#### Material for this task
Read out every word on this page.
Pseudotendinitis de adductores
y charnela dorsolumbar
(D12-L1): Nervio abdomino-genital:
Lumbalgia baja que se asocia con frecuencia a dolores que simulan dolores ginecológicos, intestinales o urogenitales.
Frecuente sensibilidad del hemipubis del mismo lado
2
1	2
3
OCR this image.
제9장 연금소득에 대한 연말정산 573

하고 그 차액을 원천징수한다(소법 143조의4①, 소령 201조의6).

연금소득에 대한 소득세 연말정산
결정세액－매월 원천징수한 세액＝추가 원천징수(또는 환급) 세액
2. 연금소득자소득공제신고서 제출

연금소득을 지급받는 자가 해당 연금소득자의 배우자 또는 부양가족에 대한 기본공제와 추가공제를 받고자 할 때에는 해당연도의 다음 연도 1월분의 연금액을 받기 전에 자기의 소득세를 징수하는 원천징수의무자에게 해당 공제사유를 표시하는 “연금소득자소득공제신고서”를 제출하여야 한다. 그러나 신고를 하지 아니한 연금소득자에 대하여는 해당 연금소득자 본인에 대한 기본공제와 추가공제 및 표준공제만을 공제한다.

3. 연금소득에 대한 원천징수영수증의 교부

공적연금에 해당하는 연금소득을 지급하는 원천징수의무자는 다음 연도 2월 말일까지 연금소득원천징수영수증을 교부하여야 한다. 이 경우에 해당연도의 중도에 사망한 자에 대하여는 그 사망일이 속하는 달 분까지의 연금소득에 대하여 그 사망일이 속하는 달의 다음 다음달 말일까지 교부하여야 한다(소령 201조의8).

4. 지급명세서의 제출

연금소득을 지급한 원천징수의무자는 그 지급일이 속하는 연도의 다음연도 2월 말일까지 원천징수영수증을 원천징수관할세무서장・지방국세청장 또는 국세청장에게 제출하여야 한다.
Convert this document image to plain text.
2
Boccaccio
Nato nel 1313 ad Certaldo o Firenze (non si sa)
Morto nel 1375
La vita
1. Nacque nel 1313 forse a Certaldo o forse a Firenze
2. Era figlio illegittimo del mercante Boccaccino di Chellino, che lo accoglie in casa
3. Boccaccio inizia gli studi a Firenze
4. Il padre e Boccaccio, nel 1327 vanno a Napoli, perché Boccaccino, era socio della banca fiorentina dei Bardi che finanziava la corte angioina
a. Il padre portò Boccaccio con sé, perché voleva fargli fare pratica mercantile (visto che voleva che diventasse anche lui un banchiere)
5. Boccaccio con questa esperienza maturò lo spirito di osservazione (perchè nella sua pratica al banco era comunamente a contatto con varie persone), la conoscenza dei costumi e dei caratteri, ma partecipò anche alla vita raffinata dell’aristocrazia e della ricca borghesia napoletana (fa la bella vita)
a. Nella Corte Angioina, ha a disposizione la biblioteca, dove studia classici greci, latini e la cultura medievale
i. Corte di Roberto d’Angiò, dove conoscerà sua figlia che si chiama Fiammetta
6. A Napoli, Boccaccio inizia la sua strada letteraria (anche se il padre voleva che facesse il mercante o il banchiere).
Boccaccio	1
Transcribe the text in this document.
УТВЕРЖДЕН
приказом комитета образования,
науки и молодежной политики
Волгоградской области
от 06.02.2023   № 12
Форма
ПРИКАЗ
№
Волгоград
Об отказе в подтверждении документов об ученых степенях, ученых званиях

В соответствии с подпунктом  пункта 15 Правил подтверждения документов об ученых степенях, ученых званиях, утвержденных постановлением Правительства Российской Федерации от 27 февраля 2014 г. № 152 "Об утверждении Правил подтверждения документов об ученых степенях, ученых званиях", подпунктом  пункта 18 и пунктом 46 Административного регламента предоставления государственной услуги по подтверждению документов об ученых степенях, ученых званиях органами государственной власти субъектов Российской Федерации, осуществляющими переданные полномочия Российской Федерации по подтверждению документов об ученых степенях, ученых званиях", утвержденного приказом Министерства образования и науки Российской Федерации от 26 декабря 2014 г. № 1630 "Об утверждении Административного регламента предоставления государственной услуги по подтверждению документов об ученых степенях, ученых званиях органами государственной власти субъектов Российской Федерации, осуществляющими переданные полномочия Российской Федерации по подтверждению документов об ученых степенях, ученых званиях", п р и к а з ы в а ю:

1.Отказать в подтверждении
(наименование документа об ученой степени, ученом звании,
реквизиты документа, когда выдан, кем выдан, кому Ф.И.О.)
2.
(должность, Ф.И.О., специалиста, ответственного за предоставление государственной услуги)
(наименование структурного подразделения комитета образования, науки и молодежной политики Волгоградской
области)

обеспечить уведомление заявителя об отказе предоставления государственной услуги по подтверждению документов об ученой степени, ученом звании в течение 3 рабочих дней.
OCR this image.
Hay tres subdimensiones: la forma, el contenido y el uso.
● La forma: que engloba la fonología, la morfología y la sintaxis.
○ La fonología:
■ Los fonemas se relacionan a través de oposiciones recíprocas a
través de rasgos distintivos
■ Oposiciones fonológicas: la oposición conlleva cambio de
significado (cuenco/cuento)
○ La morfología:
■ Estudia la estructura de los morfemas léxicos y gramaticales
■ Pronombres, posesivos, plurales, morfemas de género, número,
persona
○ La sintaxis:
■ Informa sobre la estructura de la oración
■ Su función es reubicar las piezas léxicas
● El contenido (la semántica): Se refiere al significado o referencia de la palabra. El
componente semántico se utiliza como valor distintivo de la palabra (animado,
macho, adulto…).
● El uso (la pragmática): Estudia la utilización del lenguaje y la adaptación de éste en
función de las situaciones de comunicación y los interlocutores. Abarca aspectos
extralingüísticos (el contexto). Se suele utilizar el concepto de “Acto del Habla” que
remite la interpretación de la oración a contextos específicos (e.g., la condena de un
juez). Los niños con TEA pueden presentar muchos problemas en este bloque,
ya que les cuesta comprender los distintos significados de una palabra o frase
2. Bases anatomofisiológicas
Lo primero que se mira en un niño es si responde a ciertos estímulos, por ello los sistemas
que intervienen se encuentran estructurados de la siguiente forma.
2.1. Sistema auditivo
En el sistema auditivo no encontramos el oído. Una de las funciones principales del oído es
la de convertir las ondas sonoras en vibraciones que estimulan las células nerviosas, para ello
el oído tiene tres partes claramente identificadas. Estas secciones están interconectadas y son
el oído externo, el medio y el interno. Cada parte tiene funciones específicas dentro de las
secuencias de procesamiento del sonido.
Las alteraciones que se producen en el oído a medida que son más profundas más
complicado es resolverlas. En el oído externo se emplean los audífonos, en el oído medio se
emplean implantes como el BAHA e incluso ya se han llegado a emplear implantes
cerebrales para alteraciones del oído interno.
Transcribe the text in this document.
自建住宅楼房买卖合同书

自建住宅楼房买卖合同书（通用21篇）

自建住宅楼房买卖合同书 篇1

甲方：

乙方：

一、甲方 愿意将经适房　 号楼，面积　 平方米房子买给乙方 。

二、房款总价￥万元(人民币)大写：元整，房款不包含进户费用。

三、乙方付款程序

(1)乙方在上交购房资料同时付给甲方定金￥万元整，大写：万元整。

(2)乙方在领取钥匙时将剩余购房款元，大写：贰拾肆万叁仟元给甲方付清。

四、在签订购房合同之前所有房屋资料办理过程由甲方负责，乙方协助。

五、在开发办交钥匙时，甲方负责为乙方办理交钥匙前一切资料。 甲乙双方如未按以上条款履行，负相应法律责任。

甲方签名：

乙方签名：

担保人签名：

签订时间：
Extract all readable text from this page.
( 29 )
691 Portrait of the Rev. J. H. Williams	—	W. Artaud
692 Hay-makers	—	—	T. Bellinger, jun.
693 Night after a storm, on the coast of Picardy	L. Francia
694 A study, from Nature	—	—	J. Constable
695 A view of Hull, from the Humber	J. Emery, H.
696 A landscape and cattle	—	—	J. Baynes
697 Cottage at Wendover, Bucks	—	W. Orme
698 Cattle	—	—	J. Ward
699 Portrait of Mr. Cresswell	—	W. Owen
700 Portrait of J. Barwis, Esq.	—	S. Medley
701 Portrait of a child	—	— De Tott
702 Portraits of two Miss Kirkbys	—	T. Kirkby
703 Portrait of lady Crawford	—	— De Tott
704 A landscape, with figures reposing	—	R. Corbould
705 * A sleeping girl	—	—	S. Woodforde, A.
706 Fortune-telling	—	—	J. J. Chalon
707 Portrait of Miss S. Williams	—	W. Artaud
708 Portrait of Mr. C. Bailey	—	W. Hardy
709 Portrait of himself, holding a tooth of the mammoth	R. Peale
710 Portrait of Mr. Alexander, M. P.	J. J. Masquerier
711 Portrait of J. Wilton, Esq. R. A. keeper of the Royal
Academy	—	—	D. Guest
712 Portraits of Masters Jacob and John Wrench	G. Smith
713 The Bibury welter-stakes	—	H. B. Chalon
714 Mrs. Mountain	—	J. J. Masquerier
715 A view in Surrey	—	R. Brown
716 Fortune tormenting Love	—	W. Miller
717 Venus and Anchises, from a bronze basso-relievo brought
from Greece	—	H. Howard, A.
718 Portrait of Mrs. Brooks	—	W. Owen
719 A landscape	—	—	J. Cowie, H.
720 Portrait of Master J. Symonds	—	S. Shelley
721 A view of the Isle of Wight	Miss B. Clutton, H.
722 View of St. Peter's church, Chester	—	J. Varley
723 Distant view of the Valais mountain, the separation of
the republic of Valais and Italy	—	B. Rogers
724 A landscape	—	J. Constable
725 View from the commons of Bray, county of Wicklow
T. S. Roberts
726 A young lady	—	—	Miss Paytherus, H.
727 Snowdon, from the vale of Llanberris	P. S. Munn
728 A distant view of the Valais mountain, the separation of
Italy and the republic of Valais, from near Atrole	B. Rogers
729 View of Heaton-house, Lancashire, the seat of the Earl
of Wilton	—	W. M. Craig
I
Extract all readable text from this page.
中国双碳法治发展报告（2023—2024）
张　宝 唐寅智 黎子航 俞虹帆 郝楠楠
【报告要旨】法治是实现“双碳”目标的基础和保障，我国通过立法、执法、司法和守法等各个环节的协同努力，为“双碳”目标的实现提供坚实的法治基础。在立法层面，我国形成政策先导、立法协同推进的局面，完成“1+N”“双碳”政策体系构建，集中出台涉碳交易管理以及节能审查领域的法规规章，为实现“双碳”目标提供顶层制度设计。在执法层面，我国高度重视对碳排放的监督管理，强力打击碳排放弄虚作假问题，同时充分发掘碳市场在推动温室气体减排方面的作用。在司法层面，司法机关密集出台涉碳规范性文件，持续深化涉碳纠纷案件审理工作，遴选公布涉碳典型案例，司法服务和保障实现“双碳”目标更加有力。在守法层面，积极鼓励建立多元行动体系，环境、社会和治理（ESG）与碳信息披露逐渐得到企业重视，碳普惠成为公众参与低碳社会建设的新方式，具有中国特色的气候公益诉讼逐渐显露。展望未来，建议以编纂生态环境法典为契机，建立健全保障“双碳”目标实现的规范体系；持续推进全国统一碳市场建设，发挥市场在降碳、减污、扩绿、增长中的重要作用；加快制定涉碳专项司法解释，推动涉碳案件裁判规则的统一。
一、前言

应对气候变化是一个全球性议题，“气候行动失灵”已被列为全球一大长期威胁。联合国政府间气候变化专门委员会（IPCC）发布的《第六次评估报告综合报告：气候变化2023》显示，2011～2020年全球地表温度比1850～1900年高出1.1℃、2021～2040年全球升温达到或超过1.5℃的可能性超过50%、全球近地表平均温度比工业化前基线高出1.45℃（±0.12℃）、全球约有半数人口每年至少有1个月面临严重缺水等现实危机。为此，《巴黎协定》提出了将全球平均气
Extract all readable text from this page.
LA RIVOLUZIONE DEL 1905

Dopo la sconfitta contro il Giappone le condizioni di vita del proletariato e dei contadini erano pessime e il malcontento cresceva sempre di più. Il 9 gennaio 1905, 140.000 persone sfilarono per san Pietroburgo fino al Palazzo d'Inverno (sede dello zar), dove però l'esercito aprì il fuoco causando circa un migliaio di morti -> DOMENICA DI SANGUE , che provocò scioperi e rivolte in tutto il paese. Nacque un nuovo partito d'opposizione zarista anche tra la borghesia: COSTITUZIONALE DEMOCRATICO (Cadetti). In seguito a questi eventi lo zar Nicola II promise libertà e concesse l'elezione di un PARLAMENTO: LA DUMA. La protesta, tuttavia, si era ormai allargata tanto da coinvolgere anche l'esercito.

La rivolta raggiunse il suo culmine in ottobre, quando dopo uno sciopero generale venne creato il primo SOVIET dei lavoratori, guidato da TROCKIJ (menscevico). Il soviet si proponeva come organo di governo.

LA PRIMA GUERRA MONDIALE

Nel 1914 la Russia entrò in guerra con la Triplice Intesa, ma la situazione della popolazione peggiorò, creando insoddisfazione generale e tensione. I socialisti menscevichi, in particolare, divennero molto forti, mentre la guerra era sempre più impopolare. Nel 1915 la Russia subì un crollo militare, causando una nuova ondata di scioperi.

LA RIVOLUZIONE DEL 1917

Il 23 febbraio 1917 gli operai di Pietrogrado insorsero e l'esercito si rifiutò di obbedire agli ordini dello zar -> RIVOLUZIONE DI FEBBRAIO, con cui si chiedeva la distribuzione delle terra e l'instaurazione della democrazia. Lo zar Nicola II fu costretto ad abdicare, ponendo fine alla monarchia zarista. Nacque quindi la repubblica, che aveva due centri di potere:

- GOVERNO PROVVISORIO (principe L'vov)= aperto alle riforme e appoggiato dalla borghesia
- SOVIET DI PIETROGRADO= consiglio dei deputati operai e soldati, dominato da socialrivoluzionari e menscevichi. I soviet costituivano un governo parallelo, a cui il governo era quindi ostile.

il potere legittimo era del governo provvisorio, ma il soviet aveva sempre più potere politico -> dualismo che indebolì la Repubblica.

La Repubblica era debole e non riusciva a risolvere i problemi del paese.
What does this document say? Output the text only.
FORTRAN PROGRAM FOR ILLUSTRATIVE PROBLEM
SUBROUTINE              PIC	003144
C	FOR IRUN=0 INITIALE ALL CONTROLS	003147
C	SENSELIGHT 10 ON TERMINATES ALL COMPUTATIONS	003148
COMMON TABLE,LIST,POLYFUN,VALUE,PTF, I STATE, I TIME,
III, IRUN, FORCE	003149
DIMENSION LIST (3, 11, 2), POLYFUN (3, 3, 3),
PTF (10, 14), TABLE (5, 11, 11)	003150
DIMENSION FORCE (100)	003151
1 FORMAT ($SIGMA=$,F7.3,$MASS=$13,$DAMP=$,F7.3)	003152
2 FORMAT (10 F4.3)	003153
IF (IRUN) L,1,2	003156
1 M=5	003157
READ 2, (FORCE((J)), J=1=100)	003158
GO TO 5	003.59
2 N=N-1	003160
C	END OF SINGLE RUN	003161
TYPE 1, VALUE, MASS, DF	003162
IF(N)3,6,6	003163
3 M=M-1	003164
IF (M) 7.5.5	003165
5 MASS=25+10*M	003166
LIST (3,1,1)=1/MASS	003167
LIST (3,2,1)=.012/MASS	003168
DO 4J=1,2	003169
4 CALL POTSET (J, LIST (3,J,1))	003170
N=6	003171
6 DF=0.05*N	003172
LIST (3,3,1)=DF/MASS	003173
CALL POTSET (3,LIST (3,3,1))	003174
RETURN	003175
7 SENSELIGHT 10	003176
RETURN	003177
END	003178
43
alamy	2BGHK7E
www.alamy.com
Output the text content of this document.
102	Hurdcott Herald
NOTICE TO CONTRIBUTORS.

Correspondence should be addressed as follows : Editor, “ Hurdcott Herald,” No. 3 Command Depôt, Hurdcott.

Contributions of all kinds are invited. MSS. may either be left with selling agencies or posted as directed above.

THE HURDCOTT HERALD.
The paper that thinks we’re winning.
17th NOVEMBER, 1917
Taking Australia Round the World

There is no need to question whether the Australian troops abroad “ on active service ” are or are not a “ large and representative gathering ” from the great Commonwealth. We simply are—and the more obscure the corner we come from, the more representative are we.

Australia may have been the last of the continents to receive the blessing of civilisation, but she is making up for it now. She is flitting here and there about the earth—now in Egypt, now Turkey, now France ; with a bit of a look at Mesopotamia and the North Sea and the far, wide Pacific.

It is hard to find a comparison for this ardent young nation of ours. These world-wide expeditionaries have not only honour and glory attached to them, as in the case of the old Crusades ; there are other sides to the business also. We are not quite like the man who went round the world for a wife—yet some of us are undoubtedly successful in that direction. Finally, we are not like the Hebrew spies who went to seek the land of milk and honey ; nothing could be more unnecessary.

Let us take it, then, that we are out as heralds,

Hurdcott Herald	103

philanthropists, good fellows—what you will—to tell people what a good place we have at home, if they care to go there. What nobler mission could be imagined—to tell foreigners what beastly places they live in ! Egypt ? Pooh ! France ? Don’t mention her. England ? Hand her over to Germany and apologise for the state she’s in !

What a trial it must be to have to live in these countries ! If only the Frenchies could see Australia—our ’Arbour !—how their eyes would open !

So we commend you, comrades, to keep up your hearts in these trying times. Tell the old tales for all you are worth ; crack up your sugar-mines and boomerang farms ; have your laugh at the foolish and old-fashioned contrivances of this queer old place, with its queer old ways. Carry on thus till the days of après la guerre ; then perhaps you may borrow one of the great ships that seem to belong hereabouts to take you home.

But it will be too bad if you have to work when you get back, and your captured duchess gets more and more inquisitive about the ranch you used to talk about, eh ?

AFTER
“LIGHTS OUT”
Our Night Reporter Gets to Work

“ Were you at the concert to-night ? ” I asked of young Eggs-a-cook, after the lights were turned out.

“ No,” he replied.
########
* Task statement: Identify every line above with the string "IRUN" in it. Copy those lines.

* Answer to this task:
C	FOR IRUN=0 INITIALE ALL CONTROLS	003147
III, IRUN, FORCE	003149
IF (IRUN) L,1,2	003156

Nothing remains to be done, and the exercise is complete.